**WHAT THE TASK REQUIRES**
Copy every line from the records below that holds the word "好人主义".
§ §
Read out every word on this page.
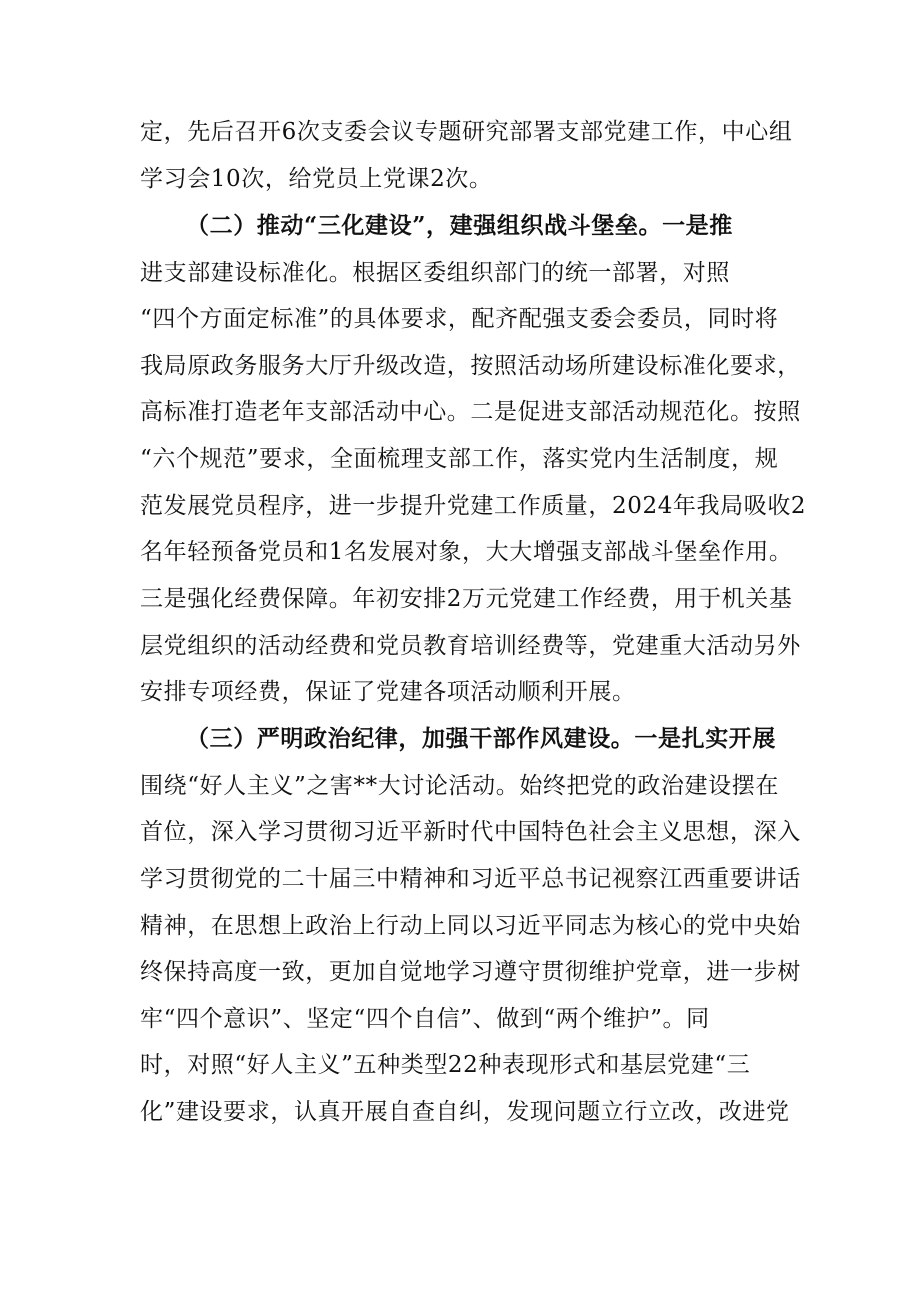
定，先后召开6次支委会议专题研究部署支部党建工作，中心组
学习会10次，给党员上党课2次。
（二）推动“三化建设”，建强组织战斗堡垒。一是推
进支部建设标准化。根据区委组织部门的统一部署，对照
“四个方面定标准”的具体要求，配齐配强支委会委员，同时将
我局原政务服务大厅升级改造，按照活动场所建设标准化要求，
高标准打造老年支部活动中心。二是促进支部活动规范化。按照
“六个规范”要求，全面梳理支部工作，落实党内生活制度，规
范发展党员程序，进一步提升党建工作质量，2024年我局吸收2
名年轻预备党员和1名发展对象，大大增强支部战斗堡垒作用。
三是强化经费保障。年初安排2万元党建工作经费，用于机关基
层党组织的活动经费和党员教育培训经费等，党建重大活动另外
安排专项经费，保证了党建各项活动顺利开展。
（三）严明政治纪律，加强干部作风建设。一是扎实开展
围绕“好人主义”之害**大讨论活动。始终把党的政治建设摆在
首位，深入学习贯彻习近平新时代中国特色社会主义思想，深入
学习贯彻党的二十届三中精神和习近平总书记视察江西重要讲话
精神，在思想上政治上行动上同以习近平同志为核心的党中央始
终保持高度一致，更加自觉地学习遵守贯彻维护党章，进一步树
牢“四个意识”、坚定“四个自信”、做到“两个维护”。同
时，对照“好人主义”五种类型22种表现形式和基层党建“三
化”建设要求，认真开展自查自纠，发现问题立行立改，改进党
§ §
**TASK OUTPUT**
围绕“好人主义”之害**大讨论活动。始终把党的政治建设摆在
时，对照“好人主义”五种类型22种表现形式和基层党建“三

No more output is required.